▶ **Task brief**
Print the entries below in their entirety, exactly as they are written.
↓↓↓
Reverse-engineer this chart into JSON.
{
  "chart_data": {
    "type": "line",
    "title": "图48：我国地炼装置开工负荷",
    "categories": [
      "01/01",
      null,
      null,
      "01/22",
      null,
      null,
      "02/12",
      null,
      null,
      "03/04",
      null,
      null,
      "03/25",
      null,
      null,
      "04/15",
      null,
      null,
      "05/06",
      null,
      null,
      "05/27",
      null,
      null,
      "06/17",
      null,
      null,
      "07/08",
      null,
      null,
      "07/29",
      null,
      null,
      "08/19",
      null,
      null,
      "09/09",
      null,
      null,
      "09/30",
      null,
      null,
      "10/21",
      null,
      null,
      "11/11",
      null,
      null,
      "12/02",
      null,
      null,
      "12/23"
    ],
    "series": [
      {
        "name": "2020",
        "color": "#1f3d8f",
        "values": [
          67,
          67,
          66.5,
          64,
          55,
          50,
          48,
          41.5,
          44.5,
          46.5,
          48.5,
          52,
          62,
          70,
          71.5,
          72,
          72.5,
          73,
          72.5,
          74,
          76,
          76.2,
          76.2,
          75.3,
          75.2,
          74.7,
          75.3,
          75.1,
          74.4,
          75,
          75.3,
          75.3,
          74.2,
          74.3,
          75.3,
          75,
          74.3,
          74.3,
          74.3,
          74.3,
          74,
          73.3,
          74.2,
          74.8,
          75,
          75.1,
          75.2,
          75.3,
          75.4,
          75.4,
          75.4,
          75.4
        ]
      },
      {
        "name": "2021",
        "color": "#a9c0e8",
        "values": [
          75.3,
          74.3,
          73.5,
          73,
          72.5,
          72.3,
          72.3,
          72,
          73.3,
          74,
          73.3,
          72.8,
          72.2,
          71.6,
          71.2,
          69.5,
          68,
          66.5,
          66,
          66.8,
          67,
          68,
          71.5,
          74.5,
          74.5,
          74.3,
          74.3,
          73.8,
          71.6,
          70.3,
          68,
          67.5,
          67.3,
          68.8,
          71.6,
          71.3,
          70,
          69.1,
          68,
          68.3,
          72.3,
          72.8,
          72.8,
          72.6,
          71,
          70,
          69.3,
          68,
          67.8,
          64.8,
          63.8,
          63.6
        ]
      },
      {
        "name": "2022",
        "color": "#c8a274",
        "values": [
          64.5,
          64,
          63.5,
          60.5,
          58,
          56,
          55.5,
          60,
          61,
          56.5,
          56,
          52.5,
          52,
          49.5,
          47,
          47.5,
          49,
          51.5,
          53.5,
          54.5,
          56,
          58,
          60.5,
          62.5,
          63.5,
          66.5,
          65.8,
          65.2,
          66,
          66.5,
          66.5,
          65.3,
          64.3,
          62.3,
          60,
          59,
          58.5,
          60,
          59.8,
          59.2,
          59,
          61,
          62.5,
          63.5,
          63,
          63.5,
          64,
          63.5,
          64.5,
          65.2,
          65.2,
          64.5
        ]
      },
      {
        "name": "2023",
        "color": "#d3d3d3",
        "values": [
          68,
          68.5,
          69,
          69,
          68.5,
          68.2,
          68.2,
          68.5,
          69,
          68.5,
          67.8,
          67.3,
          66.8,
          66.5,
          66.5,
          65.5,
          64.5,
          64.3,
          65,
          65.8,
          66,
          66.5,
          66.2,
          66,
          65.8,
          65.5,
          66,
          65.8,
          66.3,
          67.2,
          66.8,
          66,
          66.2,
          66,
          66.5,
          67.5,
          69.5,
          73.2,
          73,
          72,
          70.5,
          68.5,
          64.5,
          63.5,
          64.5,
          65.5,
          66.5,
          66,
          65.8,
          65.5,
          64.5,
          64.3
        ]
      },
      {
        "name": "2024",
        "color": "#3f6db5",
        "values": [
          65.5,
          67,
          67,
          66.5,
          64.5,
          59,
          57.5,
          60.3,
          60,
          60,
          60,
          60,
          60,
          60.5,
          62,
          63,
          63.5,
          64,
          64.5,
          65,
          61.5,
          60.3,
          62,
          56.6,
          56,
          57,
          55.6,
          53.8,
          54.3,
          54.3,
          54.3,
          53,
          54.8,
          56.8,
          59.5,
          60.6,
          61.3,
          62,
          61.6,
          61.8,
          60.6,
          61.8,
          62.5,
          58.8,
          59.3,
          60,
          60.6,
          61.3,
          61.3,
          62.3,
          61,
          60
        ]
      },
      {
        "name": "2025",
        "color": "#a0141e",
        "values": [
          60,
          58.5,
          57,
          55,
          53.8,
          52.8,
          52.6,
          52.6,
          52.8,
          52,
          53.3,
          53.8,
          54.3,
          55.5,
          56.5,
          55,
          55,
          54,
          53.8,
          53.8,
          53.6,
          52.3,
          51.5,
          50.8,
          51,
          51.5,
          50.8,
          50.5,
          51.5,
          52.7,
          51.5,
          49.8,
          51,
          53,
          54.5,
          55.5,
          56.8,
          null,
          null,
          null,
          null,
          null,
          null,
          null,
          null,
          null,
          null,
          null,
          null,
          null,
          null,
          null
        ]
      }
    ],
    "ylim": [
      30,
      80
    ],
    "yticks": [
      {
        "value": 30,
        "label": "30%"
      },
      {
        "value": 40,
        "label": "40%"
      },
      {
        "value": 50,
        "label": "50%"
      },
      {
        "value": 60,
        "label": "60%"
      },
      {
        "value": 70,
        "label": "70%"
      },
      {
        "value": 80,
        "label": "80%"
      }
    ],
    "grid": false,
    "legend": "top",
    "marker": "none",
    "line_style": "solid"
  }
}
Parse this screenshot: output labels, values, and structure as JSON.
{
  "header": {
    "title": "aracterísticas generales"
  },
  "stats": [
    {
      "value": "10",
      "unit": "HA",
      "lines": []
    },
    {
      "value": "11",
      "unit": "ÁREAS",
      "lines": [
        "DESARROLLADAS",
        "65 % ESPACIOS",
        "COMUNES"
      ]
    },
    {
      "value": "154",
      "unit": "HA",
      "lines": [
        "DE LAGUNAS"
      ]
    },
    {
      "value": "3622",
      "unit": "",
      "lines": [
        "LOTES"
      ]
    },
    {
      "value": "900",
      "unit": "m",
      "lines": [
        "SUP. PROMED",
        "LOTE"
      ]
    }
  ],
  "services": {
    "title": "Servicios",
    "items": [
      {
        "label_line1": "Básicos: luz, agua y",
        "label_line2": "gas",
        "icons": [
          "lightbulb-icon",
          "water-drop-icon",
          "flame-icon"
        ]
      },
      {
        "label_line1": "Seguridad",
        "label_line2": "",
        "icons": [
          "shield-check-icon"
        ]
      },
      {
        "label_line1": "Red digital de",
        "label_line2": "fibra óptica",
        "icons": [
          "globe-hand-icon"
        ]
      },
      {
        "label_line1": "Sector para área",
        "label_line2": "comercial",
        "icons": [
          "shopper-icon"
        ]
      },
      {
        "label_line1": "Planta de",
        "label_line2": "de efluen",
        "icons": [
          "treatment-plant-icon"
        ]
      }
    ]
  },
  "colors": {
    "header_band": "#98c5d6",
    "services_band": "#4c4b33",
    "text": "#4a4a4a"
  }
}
↑↑↑
▶ **Full response**
Reverse-engineer this chart into JSON.
{
  "chart_data": {
    "type": "line",
    "title": "图48：我国地炼装置开工负荷",
    "categories": [
      "01/01",
      null,
      null,
      "01/22",
      null,
      null,
      "02/12",
      null,
      null,
      "03/04",
      null,
      null,
      "03/25",
      null,
      null,
      "04/15",
      null,
      null,
      "05/06",
      null,
      null,
      "05/27",
      null,
      null,
      "06/17",
      null,
      null,
      "07/08",
      null,
      null,
      "07/29",
      null,
      null,
      "08/19",
      null,
      null,
      "09/09",
      null,
      null,
      "09/30",
      null,
      null,
      "10/21",
      null,
      null,
      "11/11",
      null,
      null,
      "12/02",
      null,
      null,
      "12/23"
    ],
    "series": [
      {
        "name": "2020",
        "color": "#1f3d8f",
        "values": [
          67,
          67,
          66.5,
          64,
          55,
          50,
          48,
          41.5,
          44.5,
          46.5,
          48.5,
          52,
          62,
          70,
          71.5,
          72,
          72.5,
          73,
          72.5,
          74,
          76,
          76.2,
          76.2,
          75.3,
          75.2,
          74.7,
          75.3,
          75.1,
          74.4,
          75,
          75.3,
          75.3,
          74.2,
          74.3,
          75.3,
          75,
          74.3,
          74.3,
          74.3,
          74.3,
          74,
          73.3,
          74.2,
          74.8,
          75,
          75.1,
          75.2,
          75.3,
          75.4,
          75.4,
          75.4,
          75.4
        ]
      },
      {
        "name": "2021",
        "color": "#a9c0e8",
        "values": [
          75.3,
          74.3,
          73.5,
          73,
          72.5,
          72.3,
          72.3,
          72,
          73.3,
          74,
          73.3,
          72.8,
          72.2,
          71.6,
          71.2,
          69.5,
          68,
          66.5,
          66,
          66.8,
          67,
          68,
          71.5,
          74.5,
          74.5,
          74.3,
          74.3,
          73.8,
          71.6,
          70.3,
          68,
          67.5,
          67.3,
          68.8,
          71.6,
          71.3,
          70,
          69.1,
          68,
          68.3,
          72.3,
          72.8,
          72.8,
          72.6,
          71,
          70,
          69.3,
          68,
          67.8,
          64.8,
          63.8,
          63.6
        ]
      },
      {
        "name": "2022",
        "color": "#c8a274",
        "values": [
          64.5,
          64,
          63.5,
          60.5,
          58,
          56,
          55.5,
          60,
          61,
          56.5,
          56,
          52.5,
          52,
          49.5,
          47,
          47.5,
          49,
          51.5,
          53.5,
          54.5,
          56,
          58,
          60.5,
          62.5,
          63.5,
          66.5,
          65.8,
          65.2,
          66,
          66.5,
          66.5,
          65.3,
          64.3,
          62.3,
          60,
          59,
          58.5,
          60,
          59.8,
          59.2,
          59,
          61,
          62.5,
          63.5,
          63,
          63.5,
          64,
          63.5,
          64.5,
          65.2,
          65.2,
          64.5
        ]
      },
      {
        "name": "2023",
        "color": "#d3d3d3",
        "values": [
          68,
          68.5,
          69,
          69,
          68.5,
          68.2,
          68.2,
          68.5,
          69,
          68.5,
          67.8,
          67.3,
          66.8,
          66.5,
          66.5,
          65.5,
          64.5,
          64.3,
          65,
          65.8,
          66,
          66.5,
          66.2,
          66,
          65.8,
          65.5,
          66,
          65.8,
          66.3,
          67.2,
          66.8,
          66,
          66.2,
          66,
          66.5,
          67.5,
          69.5,
          73.2,
          73,
          72,
          70.5,
          68.5,
          64.5,
          63.5,
          64.5,
          65.5,
          66.5,
          66,
          65.8,
          65.5,
          64.5,
          64.3
        ]
      },
      {
        "name": "2024",
        "color": "#3f6db5",
        "values": [
          65.5,
          67,
          67,
          66.5,
          64.5,
          59,
          57.5,
          60.3,
          60,
          60,
          60,
          60,
          60,
          60.5,
          62,
          63,
          63.5,
          64,
          64.5,
          65,
          61.5,
          60.3,
          62,
          56.6,
          56,
          57,
          55.6,
          53.8,
          54.3,
          54.3,
          54.3,
          53,
          54.8,
          56.8,
          59.5,
          60.6,
          61.3,
          62,
          61.6,
          61.8,
          60.6,
          61.8,
          62.5,
          58.8,
          59.3,
          60,
          60.6,
          61.3,
          61.3,
          62.3,
          61,
          60
        ]
      },
      {
        "name": "2025",
        "color": "#a0141e",
        "values": [
          60,
          58.5,
          57,
          55,
          53.8,
          52.8,
          52.6,
          52.6,
          52.8,
          52,
          53.3,
          53.8,
          54.3,
          55.5,
          56.5,
          55,
          55,
          54,
          53.8,
          53.8,
          53.6,
          52.3,
          51.5,
          50.8,
          51,
          51.5,
          50.8,
          50.5,
          51.5,
          52.7,
          51.5,
          49.8,
          51,
          53,
          54.5,
          55.5,
          56.8,
          null,
          null,
          null,
          null,
          null,
          null,
          null,
          null,
          null,
          null,
          null,
          null,
          null,
          null,
          null
        ]
      }
    ],
    "ylim": [
      30,
      80
    ],
    "yticks": [
      {
        "value": 30,
        "label": "30%"
      },
      {
        "value": 40,
        "label": "40%"
      },
      {
        "value": 50,
        "label": "50%"
      },
      {
        "value": 60,
        "label": "60%"
      },
      {
        "value": 70,
        "label": "70%"
      },
      {
        "value": 80,
        "label": "80%"
      }
    ],
    "grid": false,
    "legend": "top",
    "marker": "none",
    "line_style": "solid"
  }
}
Parse this screenshot: output labels, values, and structure as JSON.
{
  "header": {
    "title": "aracterísticas generales"
  },
  "stats": [
    {
      "value": "10",
      "unit": "HA",
      "lines": []
    },
    {
      "value": "11",
      "unit": "ÁREAS",
      "lines": [
        "DESARROLLADAS",
        "65 % ESPACIOS",
        "COMUNES"
      ]
    },
    {
      "value": "154",
      "unit": "HA",
      "lines": [
        "DE LAGUNAS"
      ]
    },
    {
      "value": "3622",
      "unit": "",
      "lines": [
        "LOTES"
      ]
    },
    {
      "value": "900",
      "unit": "m",
      "lines": [
        "SUP. PROMED",
        "LOTE"
      ]
    }
  ],
  "services": {
    "title": "Servicios",
    "items": [
      {
        "label_line1": "Básicos: luz, agua y",
        "label_line2": "gas",
        "icons": [
          "lightbulb-icon",
          "water-drop-icon",
          "flame-icon"
        ]
      },
      {
        "label_line1": "Seguridad",
        "label_line2": "",
        "icons": [
          "shield-check-icon"
        ]
      },
      {
        "label_line1": "Red digital de",
        "label_line2": "fibra óptica",
        "icons": [
          "globe-hand-icon"
        ]
      },
      {
        "label_line1": "Sector para área",
        "label_line2": "comercial",
        "icons": [
          "shopper-icon"
        ]
      },
      {
        "label_line1": "Planta de",
        "label_line2": "de efluen",
        "icons": [
          "treatment-plant-icon"
        ]
      }
    ]
  },
  "colors": {
    "header_band": "#98c5d6",
    "services_band": "#4c4b33",
    "text": "#4a4a4a"
  }
}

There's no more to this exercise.